- **EXERCISE DESCRIPTION**: From the entries that follow, gather each line holding the word "points".

- **EXTRACTED INFORMATION**:
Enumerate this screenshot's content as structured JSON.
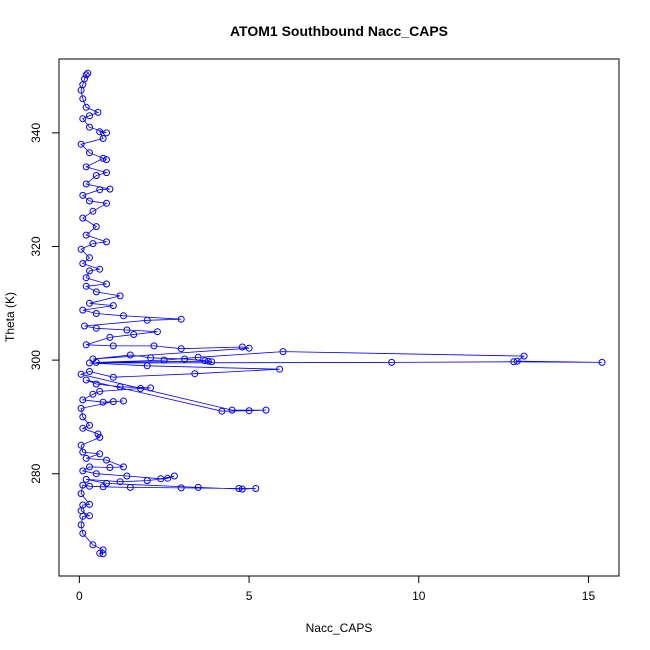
{
  "chart_data": {
    "type": "line",
    "title": "ATOM1 Southbound Nacc_CAPS",
    "xlabel": "Nacc_CAPS",
    "ylabel": "Theta (K)",
    "xlim": [
      -0.6,
      15.9
    ],
    "ylim": [
      262,
      353
    ],
    "xticks": [
      0,
      5,
      10,
      15
    ],
    "yticks": [
      280,
      300,
      320,
      340
    ],
    "grid": false,
    "legend": "none",
    "series_style": "points connected by lines (open circles)",
    "series": [
      {
        "color": "#0000ff",
        "points": [
          [
            0.7,
            265.9
          ],
          [
            0.6,
            266.0
          ],
          [
            0.7,
            266.6
          ],
          [
            0.4,
            267.5
          ],
          [
            0.1,
            269.5
          ],
          [
            0.05,
            271.0
          ],
          [
            0.1,
            272.5
          ],
          [
            0.3,
            272.6
          ],
          [
            0.05,
            273.5
          ],
          [
            0.1,
            274.5
          ],
          [
            0.3,
            274.6
          ],
          [
            0.05,
            276.5
          ],
          [
            0.1,
            278.0
          ],
          [
            0.3,
            277.8
          ],
          [
            0.7,
            277.7
          ],
          [
            1.5,
            277.6
          ],
          [
            3.0,
            277.5
          ],
          [
            4.7,
            277.4
          ],
          [
            5.2,
            277.4
          ],
          [
            4.8,
            277.3
          ],
          [
            3.5,
            277.6
          ],
          [
            0.8,
            278.3
          ],
          [
            0.2,
            279.0
          ],
          [
            1.2,
            278.6
          ],
          [
            2.0,
            278.8
          ],
          [
            2.6,
            279.2
          ],
          [
            2.8,
            279.6
          ],
          [
            2.4,
            279.1
          ],
          [
            1.4,
            279.6
          ],
          [
            0.5,
            280.0
          ],
          [
            0.1,
            280.5
          ],
          [
            0.3,
            281.2
          ],
          [
            0.9,
            281.1
          ],
          [
            1.3,
            281.2
          ],
          [
            0.8,
            282.4
          ],
          [
            0.2,
            282.7
          ],
          [
            0.6,
            283.5
          ],
          [
            0.1,
            283.8
          ],
          [
            0.05,
            285.0
          ],
          [
            0.6,
            286.4
          ],
          [
            0.55,
            287.0
          ],
          [
            0.1,
            288.0
          ],
          [
            0.3,
            288.5
          ],
          [
            0.1,
            290.0
          ],
          [
            0.05,
            291.5
          ],
          [
            1.0,
            292.7
          ],
          [
            1.3,
            292.8
          ],
          [
            0.7,
            292.6
          ],
          [
            0.1,
            293.0
          ],
          [
            0.4,
            294.0
          ],
          [
            0.6,
            294.5
          ],
          [
            1.8,
            295.0
          ],
          [
            2.1,
            295.1
          ],
          [
            1.2,
            295.3
          ],
          [
            0.5,
            295.8
          ],
          [
            0.2,
            296.5
          ],
          [
            4.2,
            291.0
          ],
          [
            5.0,
            291.1
          ],
          [
            5.5,
            291.2
          ],
          [
            4.5,
            291.2
          ],
          [
            0.05,
            297.5
          ],
          [
            0.3,
            298.0
          ],
          [
            1.0,
            297.0
          ],
          [
            3.4,
            297.6
          ],
          [
            5.9,
            298.4
          ],
          [
            2.0,
            299.0
          ],
          [
            0.3,
            299.5
          ],
          [
            9.2,
            299.6
          ],
          [
            12.8,
            299.7
          ],
          [
            15.4,
            299.6
          ],
          [
            12.9,
            299.8
          ],
          [
            13.1,
            300.7
          ],
          [
            6.0,
            301.5
          ],
          [
            3.5,
            300.5
          ],
          [
            2.5,
            300.0
          ],
          [
            0.5,
            299.6
          ],
          [
            3.8,
            299.8
          ],
          [
            3.9,
            299.7
          ],
          [
            3.7,
            299.9
          ],
          [
            3.1,
            300.2
          ],
          [
            2.1,
            300.4
          ],
          [
            1.5,
            300.9
          ],
          [
            0.4,
            300.2
          ],
          [
            5.0,
            302.1
          ],
          [
            4.8,
            302.3
          ],
          [
            3.0,
            302.0
          ],
          [
            2.2,
            302.5
          ],
          [
            1.0,
            302.5
          ],
          [
            0.2,
            302.7
          ],
          [
            0.9,
            304.0
          ],
          [
            1.6,
            304.5
          ],
          [
            2.3,
            305.0
          ],
          [
            1.4,
            305.3
          ],
          [
            0.5,
            305.6
          ],
          [
            0.15,
            306.0
          ],
          [
            2.0,
            307.0
          ],
          [
            3.0,
            307.2
          ],
          [
            1.3,
            307.8
          ],
          [
            0.5,
            308.2
          ],
          [
            0.1,
            308.8
          ],
          [
            1.0,
            309.6
          ],
          [
            0.3,
            310.0
          ],
          [
            1.2,
            311.3
          ],
          [
            0.5,
            312.0
          ],
          [
            0.2,
            313.0
          ],
          [
            0.8,
            313.4
          ],
          [
            0.2,
            314.5
          ],
          [
            0.3,
            315.7
          ],
          [
            0.6,
            316.0
          ],
          [
            0.1,
            317.0
          ],
          [
            0.3,
            318.0
          ],
          [
            0.05,
            319.5
          ],
          [
            0.4,
            320.5
          ],
          [
            0.8,
            320.8
          ],
          [
            0.2,
            322.0
          ],
          [
            0.5,
            323.5
          ],
          [
            0.1,
            325.0
          ],
          [
            0.4,
            326.2
          ],
          [
            0.8,
            327.6
          ],
          [
            0.3,
            328.0
          ],
          [
            0.1,
            329.0
          ],
          [
            0.6,
            330.0
          ],
          [
            0.9,
            330.1
          ],
          [
            0.2,
            331.0
          ],
          [
            0.5,
            332.5
          ],
          [
            0.8,
            333.0
          ],
          [
            0.2,
            334.0
          ],
          [
            0.7,
            335.5
          ],
          [
            0.8,
            335.3
          ],
          [
            0.3,
            336.5
          ],
          [
            0.05,
            338.0
          ],
          [
            0.7,
            339.0
          ],
          [
            0.6,
            340.2
          ],
          [
            0.8,
            340.0
          ],
          [
            0.3,
            341.0
          ],
          [
            0.1,
            342.5
          ],
          [
            0.3,
            343.0
          ],
          [
            0.55,
            343.6
          ],
          [
            0.2,
            344.5
          ],
          [
            0.1,
            346.0
          ],
          [
            0.05,
            347.5
          ],
          [
            0.1,
            348.5
          ],
          [
            0.15,
            349.5
          ],
          [
            0.2,
            350.2
          ],
          [
            0.25,
            350.5
          ]
        ]
      }
    ]
  }
}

- **ANSWER TO THE PROBLEM**:
    "series_style": "points connected by lines (open circles)",
        "points": [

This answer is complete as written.